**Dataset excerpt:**
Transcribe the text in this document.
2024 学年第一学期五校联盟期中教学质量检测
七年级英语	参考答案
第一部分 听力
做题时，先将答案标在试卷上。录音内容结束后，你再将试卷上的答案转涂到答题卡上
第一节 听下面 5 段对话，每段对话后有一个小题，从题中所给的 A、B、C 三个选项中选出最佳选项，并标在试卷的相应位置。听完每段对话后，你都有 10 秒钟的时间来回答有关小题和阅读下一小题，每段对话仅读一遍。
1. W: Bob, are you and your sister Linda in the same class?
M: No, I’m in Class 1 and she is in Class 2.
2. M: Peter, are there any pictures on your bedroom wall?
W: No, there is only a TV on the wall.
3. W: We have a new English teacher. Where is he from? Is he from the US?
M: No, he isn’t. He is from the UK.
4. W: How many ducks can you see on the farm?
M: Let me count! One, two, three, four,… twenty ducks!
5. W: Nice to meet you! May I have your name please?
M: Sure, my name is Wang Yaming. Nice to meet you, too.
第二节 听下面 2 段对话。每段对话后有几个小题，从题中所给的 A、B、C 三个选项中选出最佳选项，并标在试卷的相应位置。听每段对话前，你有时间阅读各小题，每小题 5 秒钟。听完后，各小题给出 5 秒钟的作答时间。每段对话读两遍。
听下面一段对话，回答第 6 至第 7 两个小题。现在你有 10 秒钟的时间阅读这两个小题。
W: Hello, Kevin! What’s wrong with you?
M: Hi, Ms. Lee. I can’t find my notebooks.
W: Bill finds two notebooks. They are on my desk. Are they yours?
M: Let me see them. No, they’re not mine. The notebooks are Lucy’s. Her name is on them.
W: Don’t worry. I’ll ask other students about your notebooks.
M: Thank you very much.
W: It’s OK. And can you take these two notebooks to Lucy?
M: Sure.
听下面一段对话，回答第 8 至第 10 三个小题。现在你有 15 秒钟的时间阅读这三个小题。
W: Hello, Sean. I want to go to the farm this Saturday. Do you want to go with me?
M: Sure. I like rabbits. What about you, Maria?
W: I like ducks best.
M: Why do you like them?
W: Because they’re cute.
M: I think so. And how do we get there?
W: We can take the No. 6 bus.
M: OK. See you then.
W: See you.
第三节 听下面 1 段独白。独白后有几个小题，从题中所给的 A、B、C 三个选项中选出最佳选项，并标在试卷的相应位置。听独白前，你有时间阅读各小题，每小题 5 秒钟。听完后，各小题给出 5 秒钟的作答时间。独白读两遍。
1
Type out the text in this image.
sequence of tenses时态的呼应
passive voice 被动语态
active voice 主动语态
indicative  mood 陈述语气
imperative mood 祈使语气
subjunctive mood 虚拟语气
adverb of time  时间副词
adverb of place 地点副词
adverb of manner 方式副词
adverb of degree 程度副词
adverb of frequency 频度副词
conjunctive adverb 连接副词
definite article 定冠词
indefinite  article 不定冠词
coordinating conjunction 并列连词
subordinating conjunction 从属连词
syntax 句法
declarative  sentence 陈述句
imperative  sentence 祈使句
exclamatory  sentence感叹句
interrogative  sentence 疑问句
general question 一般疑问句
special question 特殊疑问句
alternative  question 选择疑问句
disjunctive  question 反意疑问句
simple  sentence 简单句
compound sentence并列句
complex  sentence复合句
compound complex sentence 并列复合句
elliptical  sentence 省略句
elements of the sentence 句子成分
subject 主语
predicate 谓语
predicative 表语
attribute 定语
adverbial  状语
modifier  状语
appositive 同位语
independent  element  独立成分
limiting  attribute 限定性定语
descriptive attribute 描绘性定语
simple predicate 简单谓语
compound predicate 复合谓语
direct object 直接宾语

**YOUR OBJECTIVE:** Show all lines in the entries above where the string "complex" appears.

**RESULT FOR THIS TASK:**
complex  sentence复合句
compound complex sentence 并列复合句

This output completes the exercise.